» Fonte:
═══
Uma perquena referência sobre o Cosmopolitismo -


O cosmopolitismo é muito mais antigo do que a maioria dos autores costumam reconstruir. Robert Fine explica que o cosmopolitismo é anterior ao nacionalismo, tendo começado com os antigos gregos[1]. No mesmo sentido Andrew Linklater explica que a idéia de uma cidadania cosmopolita mundial teve sua primeira ocorrência com os gregos no quarto século A.C. quando a polis e as virtudes cívicas estavam em franca decadência[2].  
Por sua vez Gillian Brock e Harry Brighouse acentuam que o termo cosmopolitismo tem sua origem nos estóicos, para quem a idéia de ser um “cidadão do mundo” resgata dois dos principais aspectos do cosmopolitismo: a questão da identidade e da responsabilidade[3]. Estes dois últimos aspectos são fundamentais para se repensar o conceito de cidadania diante da crise dos Estados nacionais, do sistema de bem-estar social e da pluralidade étnico-cultural em que nos encontramos.   
Somado ao longo traço histórico, o cosmopolitismo tem encontrado ressonância nos meios políticos, filosóficos, sociológicos e assim por diante. Como Robert Fine acentua, os principais expoentes do pensamento moderno tem se defrontado com o cosmopolitismo em algum aspecto, desde o Abade Saint-Pierre, passando por Rousseau, Kant, Hegel, Marx e Durkheim, todos de alguma forma debruçaram-se sobre o cosmopolitismo e deram contribuições significativas[4].
═══
» Objetivo 1:
Extraia da listagem abaixo todas as linhas que contêm a palavra "right".

[Listagens de regiões de elementos]
═══
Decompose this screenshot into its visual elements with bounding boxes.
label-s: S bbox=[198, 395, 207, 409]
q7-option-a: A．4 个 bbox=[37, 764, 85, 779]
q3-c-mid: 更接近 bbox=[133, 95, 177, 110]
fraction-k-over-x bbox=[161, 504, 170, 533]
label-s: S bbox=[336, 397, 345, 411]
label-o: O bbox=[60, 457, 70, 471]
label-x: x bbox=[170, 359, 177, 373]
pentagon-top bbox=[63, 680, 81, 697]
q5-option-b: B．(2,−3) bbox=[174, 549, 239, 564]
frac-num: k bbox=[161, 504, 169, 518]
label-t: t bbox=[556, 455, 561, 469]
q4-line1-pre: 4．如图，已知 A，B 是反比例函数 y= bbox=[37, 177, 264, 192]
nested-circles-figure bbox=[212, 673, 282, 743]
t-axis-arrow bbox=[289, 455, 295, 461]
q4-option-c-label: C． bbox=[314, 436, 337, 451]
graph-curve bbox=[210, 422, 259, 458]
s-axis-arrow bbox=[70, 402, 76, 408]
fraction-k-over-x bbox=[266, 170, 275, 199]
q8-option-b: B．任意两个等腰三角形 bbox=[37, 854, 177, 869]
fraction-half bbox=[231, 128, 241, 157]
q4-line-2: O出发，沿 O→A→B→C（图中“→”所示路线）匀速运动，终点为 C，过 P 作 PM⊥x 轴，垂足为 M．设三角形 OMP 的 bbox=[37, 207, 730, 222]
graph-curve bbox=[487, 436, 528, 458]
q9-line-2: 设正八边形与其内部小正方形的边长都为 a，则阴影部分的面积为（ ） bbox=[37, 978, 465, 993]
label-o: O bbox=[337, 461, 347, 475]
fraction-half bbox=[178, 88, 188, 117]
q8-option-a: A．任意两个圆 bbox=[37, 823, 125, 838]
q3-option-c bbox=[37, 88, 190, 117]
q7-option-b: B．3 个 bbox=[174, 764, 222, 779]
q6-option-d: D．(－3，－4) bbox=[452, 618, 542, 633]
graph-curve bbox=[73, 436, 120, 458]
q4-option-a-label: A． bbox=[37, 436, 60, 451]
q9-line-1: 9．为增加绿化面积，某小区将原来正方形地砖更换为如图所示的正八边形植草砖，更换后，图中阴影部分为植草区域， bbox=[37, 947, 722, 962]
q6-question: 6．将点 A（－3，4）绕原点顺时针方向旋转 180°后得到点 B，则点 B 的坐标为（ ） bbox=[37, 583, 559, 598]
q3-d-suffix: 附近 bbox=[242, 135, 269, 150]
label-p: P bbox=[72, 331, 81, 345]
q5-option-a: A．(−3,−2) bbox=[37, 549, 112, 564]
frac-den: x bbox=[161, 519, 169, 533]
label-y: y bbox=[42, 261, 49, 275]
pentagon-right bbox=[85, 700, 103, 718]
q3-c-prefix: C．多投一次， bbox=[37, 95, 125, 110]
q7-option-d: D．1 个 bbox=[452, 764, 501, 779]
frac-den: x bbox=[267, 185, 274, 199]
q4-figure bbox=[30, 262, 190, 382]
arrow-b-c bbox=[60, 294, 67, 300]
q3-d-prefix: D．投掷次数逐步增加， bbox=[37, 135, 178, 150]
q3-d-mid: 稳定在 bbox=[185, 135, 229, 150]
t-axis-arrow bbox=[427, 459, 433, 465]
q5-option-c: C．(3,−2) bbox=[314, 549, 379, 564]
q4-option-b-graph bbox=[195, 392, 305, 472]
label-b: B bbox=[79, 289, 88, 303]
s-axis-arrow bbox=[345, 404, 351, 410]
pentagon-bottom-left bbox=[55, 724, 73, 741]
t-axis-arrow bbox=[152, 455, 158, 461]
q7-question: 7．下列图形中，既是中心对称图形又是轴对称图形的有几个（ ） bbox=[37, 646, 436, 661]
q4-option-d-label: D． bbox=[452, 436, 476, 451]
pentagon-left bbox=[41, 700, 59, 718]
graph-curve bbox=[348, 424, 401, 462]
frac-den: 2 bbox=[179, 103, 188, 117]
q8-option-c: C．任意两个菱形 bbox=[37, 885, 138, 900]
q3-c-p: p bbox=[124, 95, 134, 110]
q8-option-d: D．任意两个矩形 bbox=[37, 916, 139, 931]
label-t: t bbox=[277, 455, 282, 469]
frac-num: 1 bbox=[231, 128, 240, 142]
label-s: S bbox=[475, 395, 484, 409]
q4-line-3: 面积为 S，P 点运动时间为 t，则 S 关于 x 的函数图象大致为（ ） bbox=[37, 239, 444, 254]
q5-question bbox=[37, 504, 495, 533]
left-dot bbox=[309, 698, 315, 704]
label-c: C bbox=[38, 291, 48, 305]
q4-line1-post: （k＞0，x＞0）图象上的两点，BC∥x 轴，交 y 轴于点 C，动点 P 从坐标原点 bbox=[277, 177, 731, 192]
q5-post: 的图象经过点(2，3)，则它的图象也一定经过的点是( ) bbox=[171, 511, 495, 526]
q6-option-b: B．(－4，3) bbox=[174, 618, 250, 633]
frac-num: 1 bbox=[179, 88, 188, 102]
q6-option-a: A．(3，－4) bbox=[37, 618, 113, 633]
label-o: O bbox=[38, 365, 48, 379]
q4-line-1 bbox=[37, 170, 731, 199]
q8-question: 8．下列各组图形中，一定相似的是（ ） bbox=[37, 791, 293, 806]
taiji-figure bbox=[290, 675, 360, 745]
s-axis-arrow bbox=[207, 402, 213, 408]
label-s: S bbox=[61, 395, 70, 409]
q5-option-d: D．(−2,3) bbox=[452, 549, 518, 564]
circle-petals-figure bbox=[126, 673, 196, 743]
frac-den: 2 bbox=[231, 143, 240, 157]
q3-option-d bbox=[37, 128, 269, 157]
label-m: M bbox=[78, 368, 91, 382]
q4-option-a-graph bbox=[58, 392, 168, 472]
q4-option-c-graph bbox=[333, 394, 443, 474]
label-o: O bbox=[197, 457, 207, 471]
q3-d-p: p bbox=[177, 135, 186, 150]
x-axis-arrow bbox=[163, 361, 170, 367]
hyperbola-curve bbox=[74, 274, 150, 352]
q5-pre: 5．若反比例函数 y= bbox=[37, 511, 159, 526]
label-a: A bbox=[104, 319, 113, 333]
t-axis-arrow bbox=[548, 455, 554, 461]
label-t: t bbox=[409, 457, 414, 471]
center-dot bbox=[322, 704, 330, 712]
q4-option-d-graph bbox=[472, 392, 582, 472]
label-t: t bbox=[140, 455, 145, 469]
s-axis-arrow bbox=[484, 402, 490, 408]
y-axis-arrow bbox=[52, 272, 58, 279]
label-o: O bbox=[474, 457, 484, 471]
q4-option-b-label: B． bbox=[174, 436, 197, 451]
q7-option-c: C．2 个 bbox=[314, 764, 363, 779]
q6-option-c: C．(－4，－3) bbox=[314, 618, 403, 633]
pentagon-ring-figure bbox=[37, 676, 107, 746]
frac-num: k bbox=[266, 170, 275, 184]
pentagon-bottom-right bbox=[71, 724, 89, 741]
═══
» Objetivo 2:
Transcreva do texto sobre o cosmopolitismo o trecho de "Uma perquena referência" a "em franca decadência[2].".

» Resultado do exercício 1:
pentagon-right bbox=[85, 700, 103, 718]
pentagon-bottom-right bbox=[71, 724, 89, 741]

» Resultado do exercício 2:
Uma perquena referência sobre o Cosmopolitismo -


O cosmopolitismo é muito mais antigo do que a maioria dos autores costumam reconstruir. Robert Fine explica que o cosmopolitismo é anterior ao nacionalismo, tendo começado com os antigos gregos[1]. No mesmo sentido Andrew Linklater explica que a idéia de uma cidadania cosmopolita mundial teve sua primeira ocorrência com os gregos no quarto século A.C. quando a polis e as virtudes cívicas estavam em franca decadência[2].